STATED TASK:
Print all of the data exactly as written.

Excerpt from a dataset:

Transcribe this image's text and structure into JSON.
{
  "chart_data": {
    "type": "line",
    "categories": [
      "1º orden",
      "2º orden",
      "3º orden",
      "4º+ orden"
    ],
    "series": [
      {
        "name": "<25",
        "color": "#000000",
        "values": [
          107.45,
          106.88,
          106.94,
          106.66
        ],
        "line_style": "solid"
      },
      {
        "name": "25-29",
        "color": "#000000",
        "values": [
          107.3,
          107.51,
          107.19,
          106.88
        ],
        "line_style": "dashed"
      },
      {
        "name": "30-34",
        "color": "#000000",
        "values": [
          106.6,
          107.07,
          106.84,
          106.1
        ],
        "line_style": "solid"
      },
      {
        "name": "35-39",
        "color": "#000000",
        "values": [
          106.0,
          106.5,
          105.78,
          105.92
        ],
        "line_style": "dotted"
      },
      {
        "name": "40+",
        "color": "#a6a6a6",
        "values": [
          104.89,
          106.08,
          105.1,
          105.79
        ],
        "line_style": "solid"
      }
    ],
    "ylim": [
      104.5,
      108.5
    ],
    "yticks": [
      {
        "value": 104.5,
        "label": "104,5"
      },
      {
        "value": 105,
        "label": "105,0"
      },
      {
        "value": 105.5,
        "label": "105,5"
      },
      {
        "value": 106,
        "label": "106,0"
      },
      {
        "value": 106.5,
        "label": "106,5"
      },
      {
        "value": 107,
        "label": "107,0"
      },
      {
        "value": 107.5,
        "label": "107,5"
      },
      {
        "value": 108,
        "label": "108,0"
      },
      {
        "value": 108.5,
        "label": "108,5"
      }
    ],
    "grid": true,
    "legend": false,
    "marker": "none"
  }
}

OUTPUT FOR THIS TASK:
Transcribe this image's text and structure into JSON.
{
  "chart_data": {
    "type": "line",
    "categories": [
      "1º orden",
      "2º orden",
      "3º orden",
      "4º+ orden"
    ],
    "series": [
      {
        "name": "<25",
        "color": "#000000",
        "values": [
          107.45,
          106.88,
          106.94,
          106.66
        ],
        "line_style": "solid"
      },
      {
        "name": "25-29",
        "color": "#000000",
        "values": [
          107.3,
          107.51,
          107.19,
          106.88
        ],
        "line_style": "dashed"
      },
      {
        "name": "30-34",
        "color": "#000000",
        "values": [
          106.6,
          107.07,
          106.84,
          106.1
        ],
        "line_style": "solid"
      },
      {
        "name": "35-39",
        "color": "#000000",
        "values": [
          106.0,
          106.5,
          105.78,
          105.92
        ],
        "line_style": "dotted"
      },
      {
        "name": "40+",
        "color": "#a6a6a6",
        "values": [
          104.89,
          106.08,
          105.1,
          105.79
        ],
        "line_style": "solid"
      }
    ],
    "ylim": [
      104.5,
      108.5
    ],
    "yticks": [
      {
        "value": 104.5,
        "label": "104,5"
      },
      {
        "value": 105,
        "label": "105,0"
      },
      {
        "value": 105.5,
        "label": "105,5"
      },
      {
        "value": 106,
        "label": "106,0"
      },
      {
        "value": 106.5,
        "label": "106,5"
      },
      {
        "value": 107,
        "label": "107,0"
      },
      {
        "value": 107.5,
        "label": "107,5"
      },
      {
        "value": 108,
        "label": "108,0"
      },
      {
        "value": 108.5,
        "label": "108,5"
      }
    ],
    "grid": true,
    "legend": false,
    "marker": "none"
  }
}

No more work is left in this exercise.